• [Problem statement] Look through the data below. Collect every line where the word "Size" occurs.

• [Extracted data entries]
((
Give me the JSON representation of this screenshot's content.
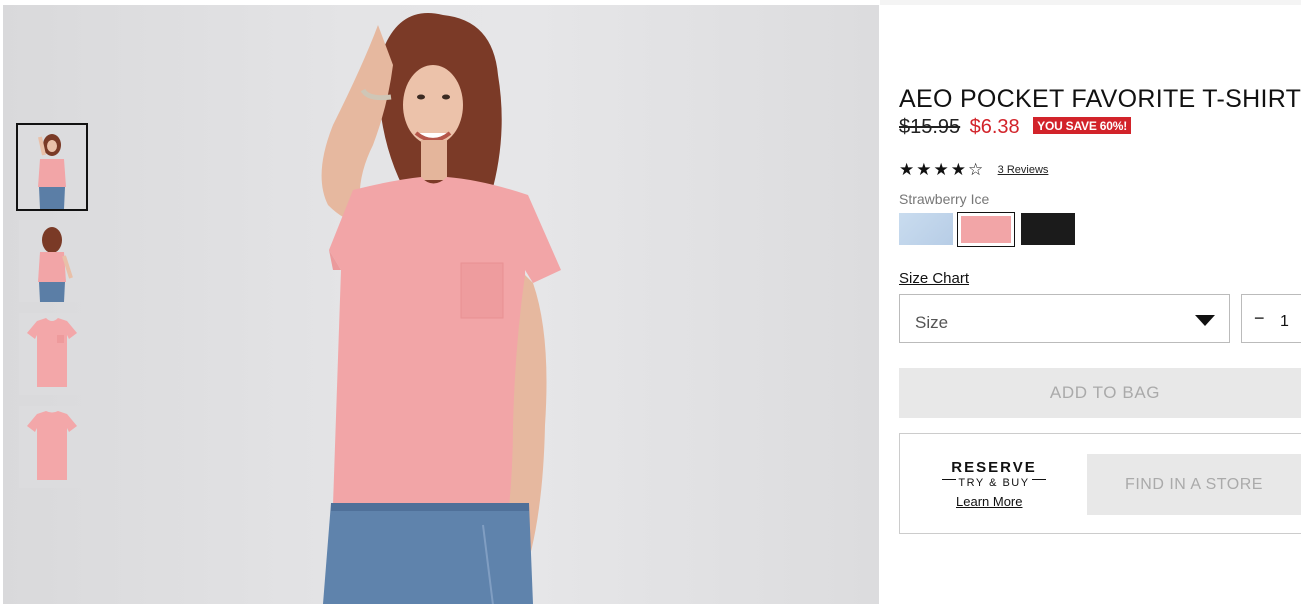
{
  "product": {
    "title": "AEO POCKET FAVORITE T-SHIRT",
    "old_price": "$15.95",
    "new_price": "$6.38",
    "save_badge": "YOU SAVE 60%!",
    "rating": {
      "stars_display": "★★★★☆",
      "stars": 4,
      "max": 5,
      "reviews_label": "3 Reviews"
    },
    "color_name": "Strawberry Ice",
    "swatches": [
      {
        "name": "light-blue",
        "color": "#c9dcef"
      },
      {
        "name": "strawberry-ice",
        "color": "#f2a5a7",
        "selected": true
      },
      {
        "name": "black",
        "color": "#1b1b1b"
      }
    ],
    "size_chart_label": "Size Chart",
    "size_select_label": "Size",
    "quantity_minus": "−",
    "quantity": "1",
    "add_to_bag_label": "ADD TO BAG",
    "reserve": {
      "logo_line1": "RESERVE",
      "logo_line2": "TRY & BUY",
      "learn_more": "Learn More",
      "find_in_store": "FIND IN A STORE"
    }
  },
  "gallery": {
    "thumbnails": [
      "model-front",
      "model-back",
      "shirt-front",
      "shirt-back"
    ],
    "active_index": 0
  },
  "colors": {
    "sale_red": "#d2232a",
    "shirt_pink": "#f2a5a7",
    "button_gray": "#e8e8e8"
  }
}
))
• [Complete answer]
    "size_chart_label": "Size Chart",
    "size_select_label": "Size",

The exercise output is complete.